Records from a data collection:
···

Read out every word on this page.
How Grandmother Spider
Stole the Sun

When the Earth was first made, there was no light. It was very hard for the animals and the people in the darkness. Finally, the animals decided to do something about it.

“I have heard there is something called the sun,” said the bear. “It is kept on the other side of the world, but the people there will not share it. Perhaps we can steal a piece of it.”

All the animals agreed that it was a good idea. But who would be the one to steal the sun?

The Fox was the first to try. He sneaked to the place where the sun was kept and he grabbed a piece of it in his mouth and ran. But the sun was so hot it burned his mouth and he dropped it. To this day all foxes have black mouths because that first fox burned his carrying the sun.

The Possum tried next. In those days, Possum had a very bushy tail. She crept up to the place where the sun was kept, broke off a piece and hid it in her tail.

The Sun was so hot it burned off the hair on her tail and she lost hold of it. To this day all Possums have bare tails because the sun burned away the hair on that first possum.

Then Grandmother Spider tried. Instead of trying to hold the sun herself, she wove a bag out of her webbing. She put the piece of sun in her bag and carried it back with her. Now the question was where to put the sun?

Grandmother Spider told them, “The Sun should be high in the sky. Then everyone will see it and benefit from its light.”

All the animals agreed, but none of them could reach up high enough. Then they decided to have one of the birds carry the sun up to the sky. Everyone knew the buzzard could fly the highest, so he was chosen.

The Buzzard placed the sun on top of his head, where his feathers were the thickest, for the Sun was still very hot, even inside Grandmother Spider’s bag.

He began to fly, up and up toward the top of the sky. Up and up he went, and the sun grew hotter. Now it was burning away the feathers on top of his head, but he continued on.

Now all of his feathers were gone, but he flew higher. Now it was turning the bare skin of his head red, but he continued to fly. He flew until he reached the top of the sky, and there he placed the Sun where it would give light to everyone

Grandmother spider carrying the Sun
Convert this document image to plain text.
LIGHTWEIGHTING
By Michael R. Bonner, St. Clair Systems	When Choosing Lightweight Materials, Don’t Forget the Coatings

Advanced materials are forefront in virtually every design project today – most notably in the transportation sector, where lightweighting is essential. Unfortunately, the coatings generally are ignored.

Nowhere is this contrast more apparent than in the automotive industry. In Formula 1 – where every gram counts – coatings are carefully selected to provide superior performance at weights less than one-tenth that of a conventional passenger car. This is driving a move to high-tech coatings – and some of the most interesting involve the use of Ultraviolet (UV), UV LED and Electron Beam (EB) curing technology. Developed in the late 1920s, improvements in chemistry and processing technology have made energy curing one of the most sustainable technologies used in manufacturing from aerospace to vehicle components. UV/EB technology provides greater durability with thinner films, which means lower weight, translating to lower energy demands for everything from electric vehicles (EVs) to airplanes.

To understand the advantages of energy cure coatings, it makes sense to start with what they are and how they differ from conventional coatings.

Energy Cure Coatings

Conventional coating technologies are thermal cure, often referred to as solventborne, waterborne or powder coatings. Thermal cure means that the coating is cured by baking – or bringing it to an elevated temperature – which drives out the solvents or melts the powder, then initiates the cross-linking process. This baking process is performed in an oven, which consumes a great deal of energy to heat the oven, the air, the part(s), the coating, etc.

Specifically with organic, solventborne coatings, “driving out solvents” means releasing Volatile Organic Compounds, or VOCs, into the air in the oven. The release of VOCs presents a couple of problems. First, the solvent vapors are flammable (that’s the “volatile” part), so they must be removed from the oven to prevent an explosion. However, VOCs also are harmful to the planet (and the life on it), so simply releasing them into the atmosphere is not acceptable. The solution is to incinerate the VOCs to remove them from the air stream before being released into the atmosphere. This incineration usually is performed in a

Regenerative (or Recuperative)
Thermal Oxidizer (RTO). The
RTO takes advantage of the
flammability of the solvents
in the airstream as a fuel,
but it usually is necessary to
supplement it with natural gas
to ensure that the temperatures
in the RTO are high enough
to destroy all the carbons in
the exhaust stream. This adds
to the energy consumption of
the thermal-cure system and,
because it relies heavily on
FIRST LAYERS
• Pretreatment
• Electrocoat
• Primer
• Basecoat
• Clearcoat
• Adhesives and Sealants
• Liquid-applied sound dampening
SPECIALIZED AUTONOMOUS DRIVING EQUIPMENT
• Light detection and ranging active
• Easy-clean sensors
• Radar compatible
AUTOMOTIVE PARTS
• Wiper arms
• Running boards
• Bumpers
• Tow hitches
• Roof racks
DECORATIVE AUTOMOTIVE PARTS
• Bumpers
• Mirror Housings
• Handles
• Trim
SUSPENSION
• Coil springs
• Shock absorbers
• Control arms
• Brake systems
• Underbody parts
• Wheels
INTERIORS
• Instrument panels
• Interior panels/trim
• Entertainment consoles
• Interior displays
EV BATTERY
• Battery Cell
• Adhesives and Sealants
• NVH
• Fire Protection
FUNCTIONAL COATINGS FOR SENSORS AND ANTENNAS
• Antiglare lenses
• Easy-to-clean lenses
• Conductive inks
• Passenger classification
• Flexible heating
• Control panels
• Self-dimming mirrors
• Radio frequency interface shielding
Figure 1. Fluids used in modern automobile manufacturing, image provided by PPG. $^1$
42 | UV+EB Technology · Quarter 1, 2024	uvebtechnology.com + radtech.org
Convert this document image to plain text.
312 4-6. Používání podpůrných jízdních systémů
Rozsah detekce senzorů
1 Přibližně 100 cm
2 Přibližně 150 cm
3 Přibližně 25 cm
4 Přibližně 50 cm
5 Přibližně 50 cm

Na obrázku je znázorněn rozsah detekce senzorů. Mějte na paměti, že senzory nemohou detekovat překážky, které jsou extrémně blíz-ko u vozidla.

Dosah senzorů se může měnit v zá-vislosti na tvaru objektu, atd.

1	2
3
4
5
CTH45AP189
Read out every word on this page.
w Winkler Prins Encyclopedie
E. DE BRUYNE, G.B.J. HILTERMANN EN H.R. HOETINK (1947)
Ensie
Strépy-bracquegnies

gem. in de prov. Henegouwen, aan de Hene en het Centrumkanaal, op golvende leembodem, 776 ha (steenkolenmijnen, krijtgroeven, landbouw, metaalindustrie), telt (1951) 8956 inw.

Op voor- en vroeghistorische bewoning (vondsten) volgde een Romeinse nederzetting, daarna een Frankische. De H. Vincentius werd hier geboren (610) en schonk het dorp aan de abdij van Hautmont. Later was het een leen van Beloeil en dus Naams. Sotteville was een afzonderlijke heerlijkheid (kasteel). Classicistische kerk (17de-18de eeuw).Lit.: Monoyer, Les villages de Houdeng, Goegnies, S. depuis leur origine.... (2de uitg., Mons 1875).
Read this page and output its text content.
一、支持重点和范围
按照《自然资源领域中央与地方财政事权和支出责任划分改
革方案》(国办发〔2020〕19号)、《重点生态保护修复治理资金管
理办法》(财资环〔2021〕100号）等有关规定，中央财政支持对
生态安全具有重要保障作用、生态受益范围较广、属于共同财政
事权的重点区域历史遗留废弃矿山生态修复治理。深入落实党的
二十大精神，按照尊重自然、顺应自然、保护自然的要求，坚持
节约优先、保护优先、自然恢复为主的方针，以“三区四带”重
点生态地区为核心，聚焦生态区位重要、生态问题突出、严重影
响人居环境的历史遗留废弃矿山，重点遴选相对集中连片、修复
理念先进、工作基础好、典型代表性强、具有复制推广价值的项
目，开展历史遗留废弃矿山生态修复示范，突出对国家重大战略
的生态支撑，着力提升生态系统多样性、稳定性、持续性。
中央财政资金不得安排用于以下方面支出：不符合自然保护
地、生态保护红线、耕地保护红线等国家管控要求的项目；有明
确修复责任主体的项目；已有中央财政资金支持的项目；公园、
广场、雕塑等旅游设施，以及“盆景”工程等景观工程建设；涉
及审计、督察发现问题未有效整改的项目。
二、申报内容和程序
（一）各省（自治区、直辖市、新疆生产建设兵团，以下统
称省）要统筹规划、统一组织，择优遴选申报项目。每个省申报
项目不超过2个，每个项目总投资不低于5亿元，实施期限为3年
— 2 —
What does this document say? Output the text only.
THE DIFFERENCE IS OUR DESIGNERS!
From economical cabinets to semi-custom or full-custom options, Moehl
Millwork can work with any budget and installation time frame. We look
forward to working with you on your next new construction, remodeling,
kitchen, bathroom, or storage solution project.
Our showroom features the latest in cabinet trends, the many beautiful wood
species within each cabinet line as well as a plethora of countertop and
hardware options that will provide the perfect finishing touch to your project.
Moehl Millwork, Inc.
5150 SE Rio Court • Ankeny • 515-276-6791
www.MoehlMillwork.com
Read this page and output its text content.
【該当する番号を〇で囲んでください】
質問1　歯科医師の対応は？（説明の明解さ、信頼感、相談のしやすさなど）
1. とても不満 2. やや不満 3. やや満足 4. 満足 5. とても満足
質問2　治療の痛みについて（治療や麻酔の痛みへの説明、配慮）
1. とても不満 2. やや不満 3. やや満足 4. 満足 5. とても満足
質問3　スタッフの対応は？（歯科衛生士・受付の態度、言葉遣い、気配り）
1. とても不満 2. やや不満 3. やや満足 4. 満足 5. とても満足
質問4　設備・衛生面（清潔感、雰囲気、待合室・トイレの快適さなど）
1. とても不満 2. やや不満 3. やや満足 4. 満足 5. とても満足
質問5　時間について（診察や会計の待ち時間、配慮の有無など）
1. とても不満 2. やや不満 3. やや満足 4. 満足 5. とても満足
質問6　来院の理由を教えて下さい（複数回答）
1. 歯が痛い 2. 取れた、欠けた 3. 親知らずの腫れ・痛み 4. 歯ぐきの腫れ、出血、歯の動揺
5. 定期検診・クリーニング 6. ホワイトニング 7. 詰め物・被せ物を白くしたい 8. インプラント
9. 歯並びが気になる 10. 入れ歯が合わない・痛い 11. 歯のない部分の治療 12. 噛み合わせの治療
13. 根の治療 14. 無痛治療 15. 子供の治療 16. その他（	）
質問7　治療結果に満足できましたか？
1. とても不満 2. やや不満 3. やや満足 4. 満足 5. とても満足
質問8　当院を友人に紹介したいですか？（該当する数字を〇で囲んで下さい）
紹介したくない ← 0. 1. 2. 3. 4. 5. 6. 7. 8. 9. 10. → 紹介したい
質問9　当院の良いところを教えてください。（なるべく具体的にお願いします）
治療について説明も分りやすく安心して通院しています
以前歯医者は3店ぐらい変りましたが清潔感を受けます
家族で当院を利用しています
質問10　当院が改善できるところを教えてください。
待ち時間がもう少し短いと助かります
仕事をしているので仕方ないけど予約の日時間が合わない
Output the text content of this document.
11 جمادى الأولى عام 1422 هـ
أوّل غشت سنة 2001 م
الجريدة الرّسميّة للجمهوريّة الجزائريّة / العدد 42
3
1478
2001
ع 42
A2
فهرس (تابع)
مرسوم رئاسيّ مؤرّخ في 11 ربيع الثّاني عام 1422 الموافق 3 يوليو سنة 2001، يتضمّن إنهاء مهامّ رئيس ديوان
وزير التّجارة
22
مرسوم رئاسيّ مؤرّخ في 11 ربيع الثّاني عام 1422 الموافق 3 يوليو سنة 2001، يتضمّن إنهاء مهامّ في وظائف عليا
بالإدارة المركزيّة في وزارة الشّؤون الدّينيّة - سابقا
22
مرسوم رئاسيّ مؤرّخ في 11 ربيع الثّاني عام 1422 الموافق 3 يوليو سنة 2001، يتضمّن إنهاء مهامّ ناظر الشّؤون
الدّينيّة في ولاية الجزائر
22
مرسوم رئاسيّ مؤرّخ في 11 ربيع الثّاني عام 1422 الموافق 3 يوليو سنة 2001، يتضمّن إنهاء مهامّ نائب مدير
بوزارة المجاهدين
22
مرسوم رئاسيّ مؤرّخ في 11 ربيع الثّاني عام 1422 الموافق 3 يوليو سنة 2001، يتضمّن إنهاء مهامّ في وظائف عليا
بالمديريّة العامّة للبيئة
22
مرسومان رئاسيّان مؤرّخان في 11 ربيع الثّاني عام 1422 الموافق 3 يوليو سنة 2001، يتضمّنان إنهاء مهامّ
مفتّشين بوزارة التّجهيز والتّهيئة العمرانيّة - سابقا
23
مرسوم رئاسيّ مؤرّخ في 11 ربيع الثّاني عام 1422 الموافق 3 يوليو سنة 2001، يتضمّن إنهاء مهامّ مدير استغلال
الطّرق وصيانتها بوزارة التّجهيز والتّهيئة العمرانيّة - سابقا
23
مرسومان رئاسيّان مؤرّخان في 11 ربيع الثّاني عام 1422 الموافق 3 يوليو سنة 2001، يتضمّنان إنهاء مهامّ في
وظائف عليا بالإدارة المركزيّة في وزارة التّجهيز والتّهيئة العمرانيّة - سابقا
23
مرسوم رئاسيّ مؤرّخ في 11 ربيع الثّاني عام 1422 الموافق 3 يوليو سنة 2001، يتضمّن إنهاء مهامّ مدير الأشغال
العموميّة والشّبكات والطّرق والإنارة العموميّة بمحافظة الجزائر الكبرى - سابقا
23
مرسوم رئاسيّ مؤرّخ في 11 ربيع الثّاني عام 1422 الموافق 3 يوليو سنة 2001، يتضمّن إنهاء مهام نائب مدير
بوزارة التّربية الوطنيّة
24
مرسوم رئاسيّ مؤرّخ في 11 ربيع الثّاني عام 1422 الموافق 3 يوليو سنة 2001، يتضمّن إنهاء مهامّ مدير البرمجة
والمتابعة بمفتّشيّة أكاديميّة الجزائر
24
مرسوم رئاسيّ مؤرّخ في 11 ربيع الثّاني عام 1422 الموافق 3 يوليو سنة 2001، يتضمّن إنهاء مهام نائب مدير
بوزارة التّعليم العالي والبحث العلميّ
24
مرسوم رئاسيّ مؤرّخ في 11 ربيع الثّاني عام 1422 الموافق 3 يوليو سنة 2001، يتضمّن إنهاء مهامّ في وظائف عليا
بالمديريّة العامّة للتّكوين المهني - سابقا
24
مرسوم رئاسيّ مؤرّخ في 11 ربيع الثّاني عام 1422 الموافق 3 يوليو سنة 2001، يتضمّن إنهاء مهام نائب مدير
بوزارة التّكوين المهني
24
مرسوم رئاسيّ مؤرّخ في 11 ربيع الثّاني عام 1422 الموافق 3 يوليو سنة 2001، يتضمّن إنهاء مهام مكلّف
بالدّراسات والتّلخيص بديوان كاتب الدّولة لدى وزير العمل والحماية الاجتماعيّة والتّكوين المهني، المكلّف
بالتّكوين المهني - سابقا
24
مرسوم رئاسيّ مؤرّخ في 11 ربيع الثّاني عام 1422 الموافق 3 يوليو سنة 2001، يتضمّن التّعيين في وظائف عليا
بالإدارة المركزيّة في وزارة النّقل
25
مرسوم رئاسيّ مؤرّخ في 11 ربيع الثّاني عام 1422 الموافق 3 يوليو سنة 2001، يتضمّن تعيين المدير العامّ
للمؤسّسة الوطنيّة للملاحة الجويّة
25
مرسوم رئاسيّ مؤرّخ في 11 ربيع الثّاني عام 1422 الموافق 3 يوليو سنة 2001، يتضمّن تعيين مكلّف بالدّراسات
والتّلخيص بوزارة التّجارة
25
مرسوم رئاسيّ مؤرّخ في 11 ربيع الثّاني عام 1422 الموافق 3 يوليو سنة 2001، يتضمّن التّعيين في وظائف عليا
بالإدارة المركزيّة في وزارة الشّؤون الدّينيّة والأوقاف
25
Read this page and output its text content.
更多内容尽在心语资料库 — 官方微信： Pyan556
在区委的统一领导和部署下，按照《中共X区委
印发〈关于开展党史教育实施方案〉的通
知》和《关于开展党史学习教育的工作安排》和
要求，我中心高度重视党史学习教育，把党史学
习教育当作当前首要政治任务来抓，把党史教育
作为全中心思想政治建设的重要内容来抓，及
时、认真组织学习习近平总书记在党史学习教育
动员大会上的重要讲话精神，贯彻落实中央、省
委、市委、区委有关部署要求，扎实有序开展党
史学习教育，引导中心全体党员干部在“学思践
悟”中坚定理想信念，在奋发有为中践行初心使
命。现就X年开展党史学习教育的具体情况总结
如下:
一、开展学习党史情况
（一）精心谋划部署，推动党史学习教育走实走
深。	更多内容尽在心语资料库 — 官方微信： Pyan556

···

PROBLEM REQUIREMENTS
Extract each line holding the string "جهيز".

TASK ANSWER
مفتّشين بوزارة التّجهيز والتّهيئة العمرانيّة - سابقا
الطّرق وصيانتها بوزارة التّجهيز والتّهيئة العمرانيّة - سابقا
وظائف عليا بالإدارة المركزيّة في وزارة التّجهيز والتّهيئة العمرانيّة - سابقا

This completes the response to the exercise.